§ TASK BRIEF
Which lines in the material below contain the word "radical"? Copy each of them.

start ENTRIES PROVIDED

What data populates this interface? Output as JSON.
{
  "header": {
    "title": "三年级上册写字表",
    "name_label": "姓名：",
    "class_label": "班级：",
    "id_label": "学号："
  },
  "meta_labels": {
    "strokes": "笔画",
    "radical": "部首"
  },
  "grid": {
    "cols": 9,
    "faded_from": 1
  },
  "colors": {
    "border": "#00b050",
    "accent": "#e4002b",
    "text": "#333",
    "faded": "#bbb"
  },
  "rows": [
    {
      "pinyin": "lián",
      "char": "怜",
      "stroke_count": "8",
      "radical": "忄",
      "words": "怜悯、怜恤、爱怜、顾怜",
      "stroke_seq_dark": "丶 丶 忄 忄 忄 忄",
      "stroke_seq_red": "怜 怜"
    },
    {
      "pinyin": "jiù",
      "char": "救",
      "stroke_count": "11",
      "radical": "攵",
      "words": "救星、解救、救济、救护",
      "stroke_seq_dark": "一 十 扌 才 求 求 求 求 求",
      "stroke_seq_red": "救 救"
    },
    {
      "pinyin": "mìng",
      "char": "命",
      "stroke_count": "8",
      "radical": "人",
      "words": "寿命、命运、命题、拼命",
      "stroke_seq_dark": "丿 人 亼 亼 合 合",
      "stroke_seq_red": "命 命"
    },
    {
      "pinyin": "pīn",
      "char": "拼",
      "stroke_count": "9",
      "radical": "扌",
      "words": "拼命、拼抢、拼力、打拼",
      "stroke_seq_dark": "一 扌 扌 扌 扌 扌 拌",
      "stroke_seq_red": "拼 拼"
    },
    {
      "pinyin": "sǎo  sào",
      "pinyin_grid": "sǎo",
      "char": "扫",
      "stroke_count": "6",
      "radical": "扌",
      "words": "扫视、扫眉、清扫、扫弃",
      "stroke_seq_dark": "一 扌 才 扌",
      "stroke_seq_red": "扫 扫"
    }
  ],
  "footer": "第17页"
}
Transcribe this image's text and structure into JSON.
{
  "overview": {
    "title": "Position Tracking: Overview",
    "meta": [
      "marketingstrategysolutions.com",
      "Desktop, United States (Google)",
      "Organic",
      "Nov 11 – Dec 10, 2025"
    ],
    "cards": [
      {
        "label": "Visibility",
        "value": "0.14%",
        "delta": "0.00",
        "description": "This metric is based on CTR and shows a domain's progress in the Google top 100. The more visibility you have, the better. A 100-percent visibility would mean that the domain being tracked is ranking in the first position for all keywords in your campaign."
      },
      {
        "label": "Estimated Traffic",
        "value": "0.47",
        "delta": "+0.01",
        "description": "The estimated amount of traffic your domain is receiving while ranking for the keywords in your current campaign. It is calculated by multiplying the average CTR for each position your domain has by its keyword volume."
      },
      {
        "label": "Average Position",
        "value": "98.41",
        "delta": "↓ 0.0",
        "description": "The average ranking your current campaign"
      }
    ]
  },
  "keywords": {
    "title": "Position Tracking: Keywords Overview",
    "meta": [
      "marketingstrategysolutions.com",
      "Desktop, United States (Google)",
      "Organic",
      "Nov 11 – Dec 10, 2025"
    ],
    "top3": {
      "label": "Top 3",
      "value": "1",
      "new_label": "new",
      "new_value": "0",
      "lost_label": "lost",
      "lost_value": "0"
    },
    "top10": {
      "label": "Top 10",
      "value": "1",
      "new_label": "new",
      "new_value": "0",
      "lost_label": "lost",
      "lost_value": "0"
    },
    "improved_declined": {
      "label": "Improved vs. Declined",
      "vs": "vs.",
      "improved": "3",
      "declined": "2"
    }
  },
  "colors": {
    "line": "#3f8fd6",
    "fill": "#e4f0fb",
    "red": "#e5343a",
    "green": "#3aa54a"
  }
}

end ENTRIES PROVIDED

§ EXERCISE OUTPUT
    "radical": "部首"
      "radical": "忄",
      "radical": "攵",
      "radical": "人",
      "radical": "扌",
      "radical": "扌",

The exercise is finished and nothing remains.